Your goal:
Find the word "position" in the data. Return every line where it appears.

▼

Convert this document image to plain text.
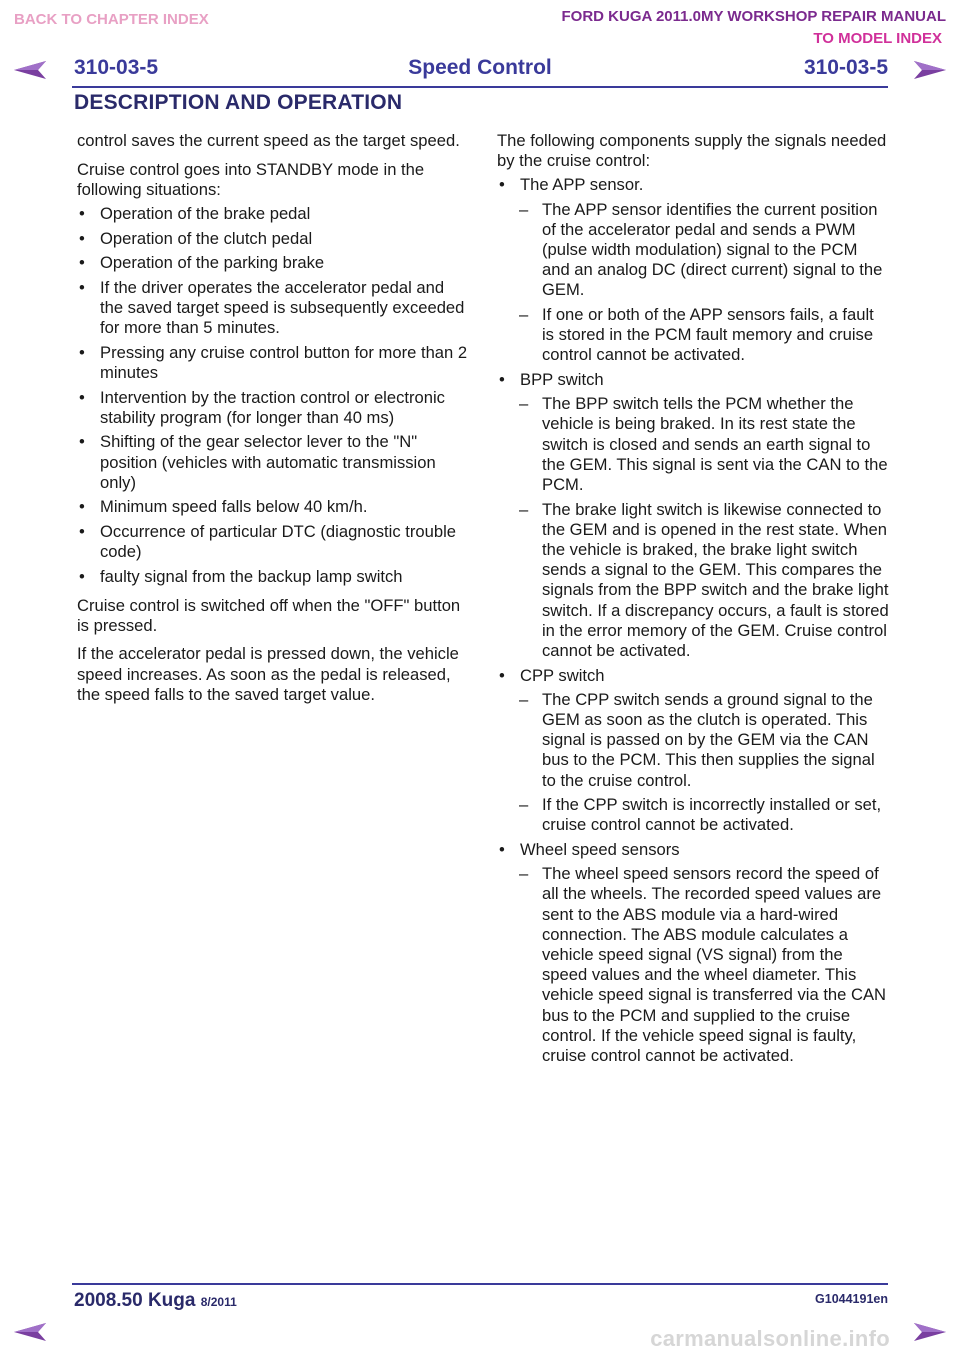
BACK TO CHAPTER INDEX	FORD KUGA 2011.0MY WORKSHOP REPAIR MANUAL
TO MODEL INDEX
310-03-5	Speed Control	310-03-5
DESCRIPTION AND OPERATION

control saves the current speed as the target speed.

Cruise control goes into STANDBY mode in the following situations:

• Operation of the brake pedal
• Operation of the clutch pedal
• Operation of the parking brake
• If the driver operates the accelerator pedal and the saved target speed is subsequently exceeded for more than 5 minutes.
• Pressing any cruise control button for more than 2 minutes
• Intervention by the traction control or electronic stability program (for longer than 40 ms)
• Shifting of the gear selector lever to the "N" position (vehicles with automatic transmission only)
• Minimum speed falls below 40 km/h.
• Occurrence of particular DTC (diagnostic trouble code)
• faulty signal from the backup lamp switch

Cruise control is switched off when the "OFF" button is pressed.

If the accelerator pedal is pressed down, the vehicle speed increases. As soon as the pedal is released, the speed falls to the saved target value.

The following components supply the signals needed by the cruise control:

• The APP sensor.
– The APP sensor identifies the current position of the accelerator pedal and sends a PWM (pulse width modulation) signal to the PCM and an analog DC (direct current) signal to the GEM.
– If one or both of the APP sensors fails, a fault is stored in the PCM fault memory and cruise control cannot be activated.
• BPP switch
– The BPP switch tells the PCM whether the vehicle is being braked. In its rest state the switch is closed and sends an earth signal to the GEM. This signal is sent via the CAN to the PCM.
– The brake light switch is likewise connected to the GEM and is opened in the rest state. When the vehicle is braked, the brake light switch sends a signal to the GEM. This compares the signals from the BPP switch and the brake light switch. If a discrepancy occurs, a fault is stored in the error memory of the GEM. Cruise control cannot be activated.
• CPP switch
– The CPP switch sends a ground signal to the GEM as soon as the clutch is operated. This signal is passed on by the GEM via the CAN bus to the PCM. This then supplies the signal to the cruise control.
– If the CPP switch is incorrectly installed or set, cruise control cannot be activated.
• Wheel speed sensors
– The wheel speed sensors record the speed of all the wheels. The recorded speed values are sent to the ABS module via a hard-wired connection. The ABS module calculates a vehicle speed signal (VS signal) from the speed values and the wheel diameter. This vehicle speed signal is transferred via the CAN bus to the PCM and supplied to the cruise control. If the vehicle speed signal is faulty, cruise control cannot be activated.
2008.50 Kuga 8/2011	G1044191en
carmanualsonline.info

▲

Task result:
• Shifting of the gear selector lever to the "N" position (vehicles with automatic transmission only)
– The APP sensor identifies the current position of the accelerator pedal and sends a PWM (pulse width modulation) signal to the PCM and an analog DC (direct current) signal to the GEM.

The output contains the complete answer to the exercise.